### PROBLEM TO WORK ON
Return the listing below exactly, with the pictures dropped.

### STORED DATA
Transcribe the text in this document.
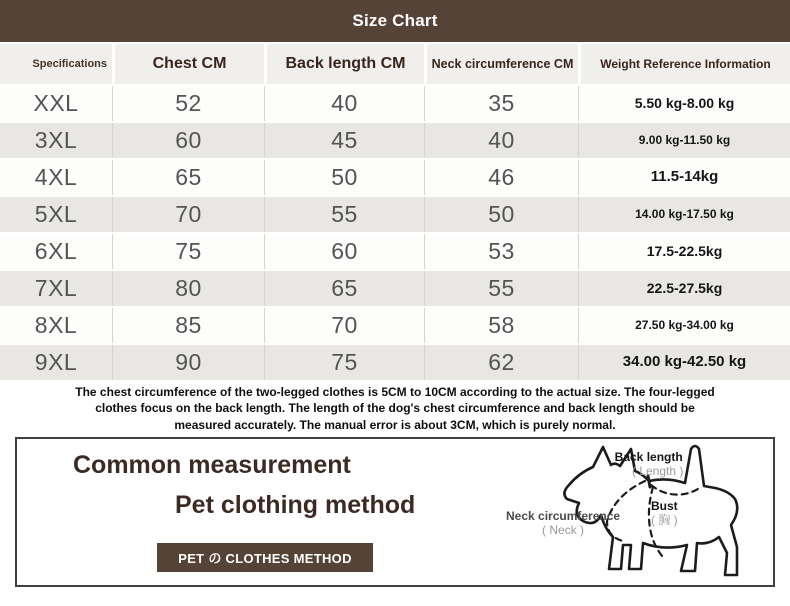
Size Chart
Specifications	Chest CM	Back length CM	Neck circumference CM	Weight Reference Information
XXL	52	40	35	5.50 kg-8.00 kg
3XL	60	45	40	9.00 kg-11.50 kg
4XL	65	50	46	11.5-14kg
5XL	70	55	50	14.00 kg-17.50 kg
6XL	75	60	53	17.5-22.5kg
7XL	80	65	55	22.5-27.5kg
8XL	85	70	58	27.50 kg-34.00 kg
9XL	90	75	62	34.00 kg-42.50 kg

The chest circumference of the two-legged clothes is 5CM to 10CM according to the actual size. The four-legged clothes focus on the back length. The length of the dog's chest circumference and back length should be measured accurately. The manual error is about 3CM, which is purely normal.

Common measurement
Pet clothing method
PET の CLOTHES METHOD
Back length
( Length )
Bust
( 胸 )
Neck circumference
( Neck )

### EXERCISE ANSWER
Transcribe the text in this document.
Size Chart
Specifications	Chest CM	Back length CM	Neck circumference CM	Weight Reference Information
XXL	52	40	35	5.50 kg-8.00 kg
3XL	60	45	40	9.00 kg-11.50 kg
4XL	65	50	46	11.5-14kg
5XL	70	55	50	14.00 kg-17.50 kg
6XL	75	60	53	17.5-22.5kg
7XL	80	65	55	22.5-27.5kg
8XL	85	70	58	27.50 kg-34.00 kg
9XL	90	75	62	34.00 kg-42.50 kg

The chest circumference of the two-legged clothes is 5CM to 10CM according to the actual size. The four-legged clothes focus on the back length. The length of the dog's chest circumference and back length should be measured accurately. The manual error is about 3CM, which is purely normal.

Common measurement
Pet clothing method
PET の CLOTHES METHOD
Back length
( Length )
Bust
( 胸 )
Neck circumference
( Neck )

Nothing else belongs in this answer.